• [Brief 1]: In the rows below, give as a numbered list every line starting with the line that contains "246, 519, 1706]" and going on through the line that contains "item-3-body-1: 薬液を吸ひ取る際に、其の薬液が口中に入らざる様安全: [1206, 260, 1235, 960]", leaving out any blank lines.
* Begin Text extract *
The Northern District (, Mekhoz HaTzafon; , Minṭaqat ash-Shamāl) is one of Israel's six administrative districts. The Northern District has a land area of 4,478 km2, which increases to 4,638 km2 when both land and water are included. The district capital is Nof HaGalil and the largest city is Nazareth.

The Golan Heights has been run as a sub-district of the North District of Israel since the 1981 Golan Heights Law was passed, although the claim is only recognized by the United States while United Nations Security Council Resolution 497 condemns the annexation but does not enforce it. The Golan Heights covers a land area of 1,154 km2 and the remainder of the Northern District covers 3,324 km2 (3,484 km2 including water).
* End Text extract *
* Begin Records for this exercise *
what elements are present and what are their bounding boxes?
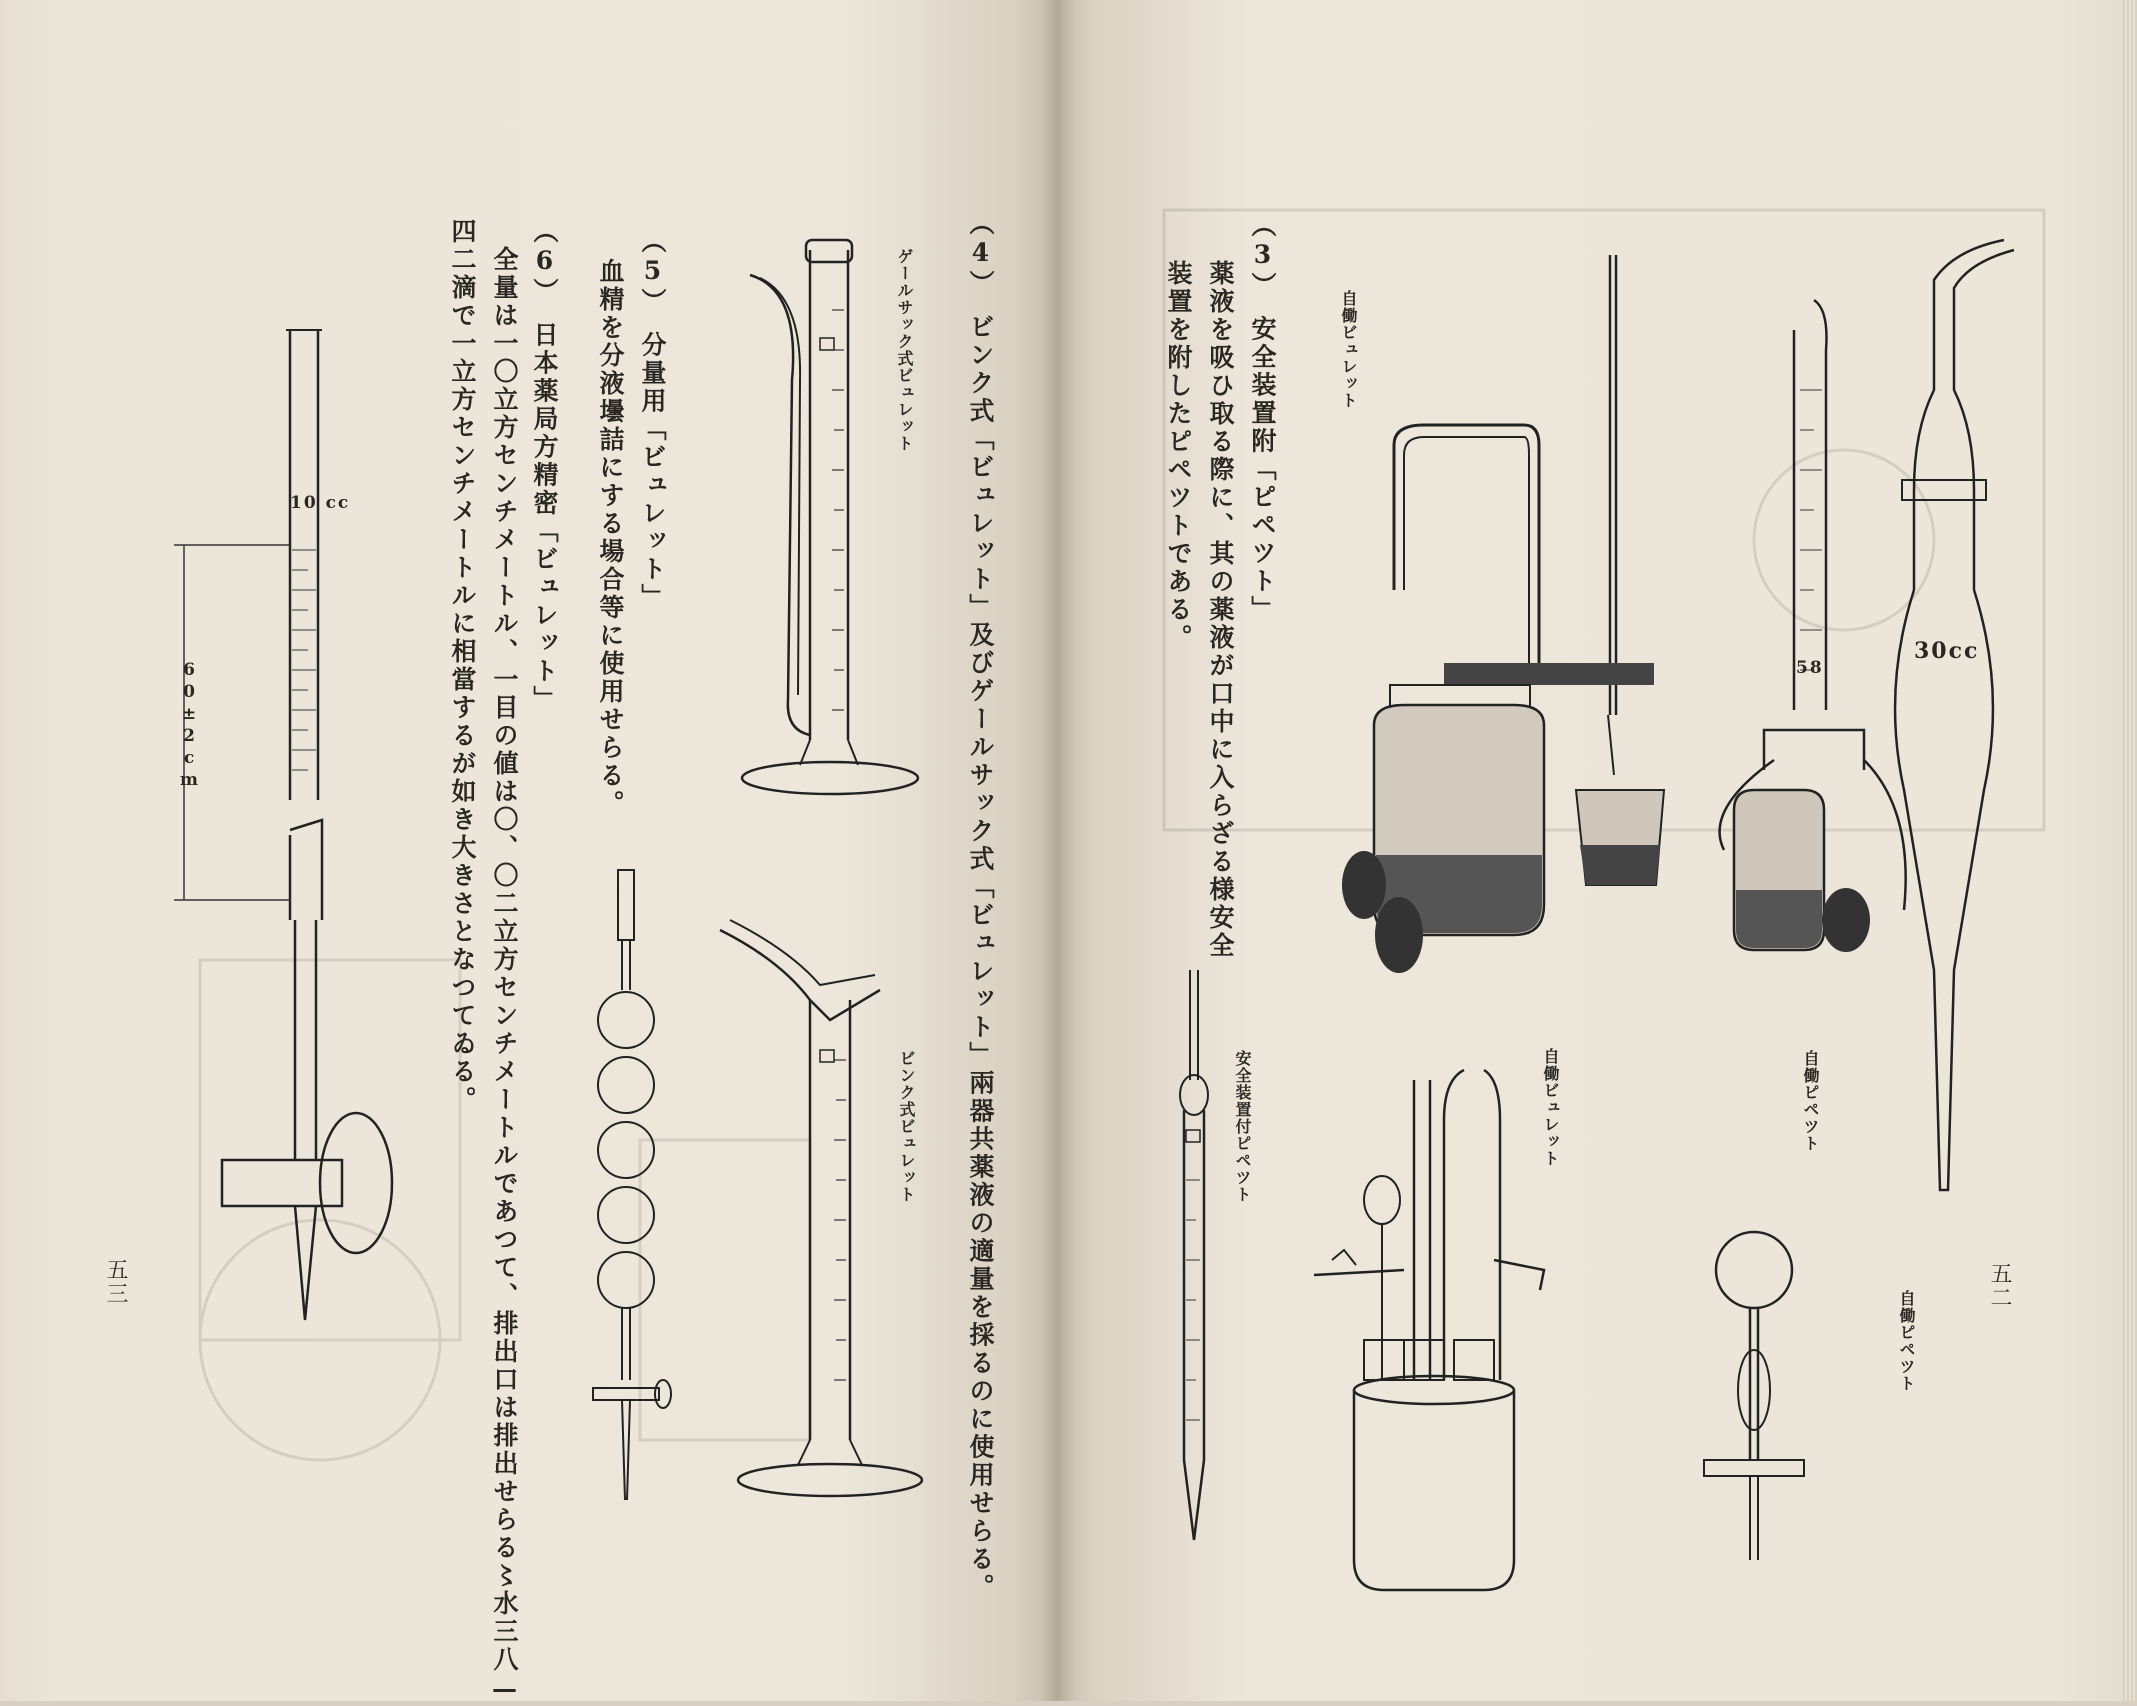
item-6-body-1: 全量は一〇立方センチメートル、一目の値は〇、〇二立方センチメートルであつて、排出口は排出せらる〻水三八—: [490, 246, 519, 1706]
item-6-body-2: 四二滴で一立方センチメートルに相當するが如き大きさとなつてゐる。: [448, 218, 477, 1114]
page-edge: [2123, 0, 2137, 1701]
auto-burette-label-2: 自働ビュレット: [1541, 1048, 1560, 1167]
right-page-number: 五二: [1987, 1262, 2012, 1310]
auto-pipette-small-illustration: [1694, 1220, 1814, 1600]
safety-pipette-label: 安全装置付ピペツト: [1233, 1050, 1252, 1203]
bink-label: ビンク式ビュレット: [897, 1050, 916, 1203]
auto-pipette-label-1: 自働ピペツト: [1801, 1050, 1820, 1152]
item-3-heading: （3） 安全装置附「ピペツト」: [1248, 212, 1277, 624]
gay-lussac-label: ゲールサック式ビュレット: [895, 248, 914, 452]
book-gutter: [1040, 0, 1076, 1701]
volume-mark: 10 cc: [290, 493, 351, 513]
item-4-text: （4） ビンク式「ビュレット」及びゲールサック式「ビュレット」兩器共薬液の適量を採るのに使用せらる。: [966, 210, 995, 1602]
safety-pipette-illustration: [1164, 960, 1224, 1560]
auto-burette-label-1: 自働ビュレット: [1339, 290, 1358, 409]
item-3-body-2: 装置を附したピペツトである。: [1164, 260, 1193, 652]
left-page-number: 五三: [103, 1258, 128, 1306]
large-pipette-illustration: [1854, 230, 2034, 1210]
pipette-volume: 30cc: [1914, 638, 1980, 664]
burette-mark: 58: [1796, 658, 1824, 678]
auto-pipette-label-2: 自働ピペツト: [1897, 1290, 1916, 1392]
bulb-burette-illustration: [585, 860, 675, 1520]
auto-burette-can-illustration: [1304, 1060, 1564, 1600]
right-page: [1054, 0, 2137, 1701]
auto-burette-bottle-illustration: [1324, 245, 1694, 975]
item-3-body-1: 薬液を吸ひ取る際に、其の薬液が口中に入らざる様安全: [1206, 260, 1235, 960]
item-5-body: 血精を分液壜詰にする場合等に使用せらる。: [596, 258, 625, 818]
left-page: [0, 0, 1054, 1706]
item-6-heading: （6） 日本薬局方精密「ビュレット」: [530, 218, 559, 714]
precision-burette-illustration: [150, 320, 390, 1340]
item-5-heading: （5） 分量用「ビュレット」: [638, 228, 667, 612]
dimension-label: 60±2cm: [179, 660, 199, 792]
* End Records for this exercise *
• [Brief 2]: List every area figure in square kilometers that the text on Israel's Northern District gives.

• [Final answer 1]:
1. item-6-body-1: 全量は一〇立方センチメートル、一目の値は〇、〇二立方センチメートルであつて、排出口は排出せらる〻水三八—: [490, 246, 519, 1706]
2. item-6-body-2: 四二滴で一立方センチメートルに相當するが如き大きさとなつてゐる。: [448, 218, 477, 1114]
3. page-edge: [2123, 0, 2137, 1701]
4. auto-burette-label-2: 自働ビュレット: [1541, 1048, 1560, 1167]
5. right-page-number: 五二: [1987, 1262, 2012, 1310]
6. auto-pipette-small-illustration: [1694, 1220, 1814, 1600]
7. safety-pipette-label: 安全装置付ピペツト: [1233, 1050, 1252, 1203]
8. bink-label: ビンク式ビュレット: [897, 1050, 916, 1203]
9. auto-pipette-label-1: 自働ピペツト: [1801, 1050, 1820, 1152]
10. item-3-heading: （3） 安全装置附「ピペツト」: [1248, 212, 1277, 624]
11. gay-lussac-label: ゲールサック式ビュレット: [895, 248, 914, 452]
12. book-gutter: [1040, 0, 1076, 1701]
13. volume-mark: 10 cc: [290, 493, 351, 513]
14. item-4-text: （4） ビンク式「ビュレット」及びゲールサック式「ビュレット」兩器共薬液の適量を採るのに使用せらる。: [966, 210, 995, 1602]
15. safety-pipette-illustration: [1164, 960, 1224, 1560]
16. auto-burette-label-1: 自働ビュレット: [1339, 290, 1358, 409]
17. item-3-body-2: 装置を附したピペツトである。: [1164, 260, 1193, 652]
18. left-page-number: 五三: [103, 1258, 128, 1306]
19. large-pipette-illustration: [1854, 230, 2034, 1210]
20. pipette-volume: 30cc: [1914, 638, 1980, 664]
21. burette-mark: 58: [1796, 658, 1824, 678]
22. auto-pipette-label-2: 自働ピペツト: [1897, 1290, 1916, 1392]
23. bulb-burette-illustration: [585, 860, 675, 1520]
24. auto-burette-can-illustration: [1304, 1060, 1564, 1600]
25. right-page: [1054, 0, 2137, 1701]
26. auto-burette-bottle-illustration: [1324, 245, 1694, 975]
27. item-3-body-1: 薬液を吸ひ取る際に、其の薬液が口中に入らざる様安全: [1206, 260, 1235, 960]

• [Final answer 2]:
4,478 km2
4,638 km2
1,154 km2
3,324 km2
3,484 km2